## Task requirements:
Provide the records once more, identical to the original.

* * *

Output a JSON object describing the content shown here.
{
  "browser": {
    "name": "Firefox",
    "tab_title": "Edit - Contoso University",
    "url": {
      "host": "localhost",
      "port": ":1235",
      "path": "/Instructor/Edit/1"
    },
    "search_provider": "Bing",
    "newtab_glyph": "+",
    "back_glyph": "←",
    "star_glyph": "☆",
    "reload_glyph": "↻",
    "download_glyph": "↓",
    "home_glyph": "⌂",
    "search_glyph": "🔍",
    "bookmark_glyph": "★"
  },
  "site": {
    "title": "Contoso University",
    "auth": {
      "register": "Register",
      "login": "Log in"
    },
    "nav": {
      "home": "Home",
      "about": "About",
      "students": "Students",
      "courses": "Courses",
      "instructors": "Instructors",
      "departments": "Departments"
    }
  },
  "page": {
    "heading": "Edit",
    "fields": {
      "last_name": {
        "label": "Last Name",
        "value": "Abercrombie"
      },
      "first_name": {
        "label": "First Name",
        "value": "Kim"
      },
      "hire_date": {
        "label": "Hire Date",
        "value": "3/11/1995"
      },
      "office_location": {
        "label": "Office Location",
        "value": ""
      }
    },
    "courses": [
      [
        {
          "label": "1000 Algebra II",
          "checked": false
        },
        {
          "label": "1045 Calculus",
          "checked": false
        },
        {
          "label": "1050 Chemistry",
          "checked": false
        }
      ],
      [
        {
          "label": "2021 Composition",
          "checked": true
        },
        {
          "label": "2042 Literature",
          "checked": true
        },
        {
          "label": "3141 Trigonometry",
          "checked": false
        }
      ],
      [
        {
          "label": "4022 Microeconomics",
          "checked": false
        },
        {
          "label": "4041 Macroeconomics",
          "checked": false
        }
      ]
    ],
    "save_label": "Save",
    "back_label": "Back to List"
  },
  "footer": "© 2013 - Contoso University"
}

* * *

## Written solution:
Output a JSON object describing the content shown here.
{
  "browser": {
    "name": "Firefox",
    "tab_title": "Edit - Contoso University",
    "url": {
      "host": "localhost",
      "port": ":1235",
      "path": "/Instructor/Edit/1"
    },
    "search_provider": "Bing",
    "newtab_glyph": "+",
    "back_glyph": "←",
    "star_glyph": "☆",
    "reload_glyph": "↻",
    "download_glyph": "↓",
    "home_glyph": "⌂",
    "search_glyph": "🔍",
    "bookmark_glyph": "★"
  },
  "site": {
    "title": "Contoso University",
    "auth": {
      "register": "Register",
      "login": "Log in"
    },
    "nav": {
      "home": "Home",
      "about": "About",
      "students": "Students",
      "courses": "Courses",
      "instructors": "Instructors",
      "departments": "Departments"
    }
  },
  "page": {
    "heading": "Edit",
    "fields": {
      "last_name": {
        "label": "Last Name",
        "value": "Abercrombie"
      },
      "first_name": {
        "label": "First Name",
        "value": "Kim"
      },
      "hire_date": {
        "label": "Hire Date",
        "value": "3/11/1995"
      },
      "office_location": {
        "label": "Office Location",
        "value": ""
      }
    },
    "courses": [
      [
        {
          "label": "1000 Algebra II",
          "checked": false
        },
        {
          "label": "1045 Calculus",
          "checked": false
        },
        {
          "label": "1050 Chemistry",
          "checked": false
        }
      ],
      [
        {
          "label": "2021 Composition",
          "checked": true
        },
        {
          "label": "2042 Literature",
          "checked": true
        },
        {
          "label": "3141 Trigonometry",
          "checked": false
        }
      ],
      [
        {
          "label": "4022 Microeconomics",
          "checked": false
        },
        {
          "label": "4041 Macroeconomics",
          "checked": false
        }
      ]
    ],
    "save_label": "Save",
    "back_label": "Back to List"
  },
  "footer": "© 2013 - Contoso University"
}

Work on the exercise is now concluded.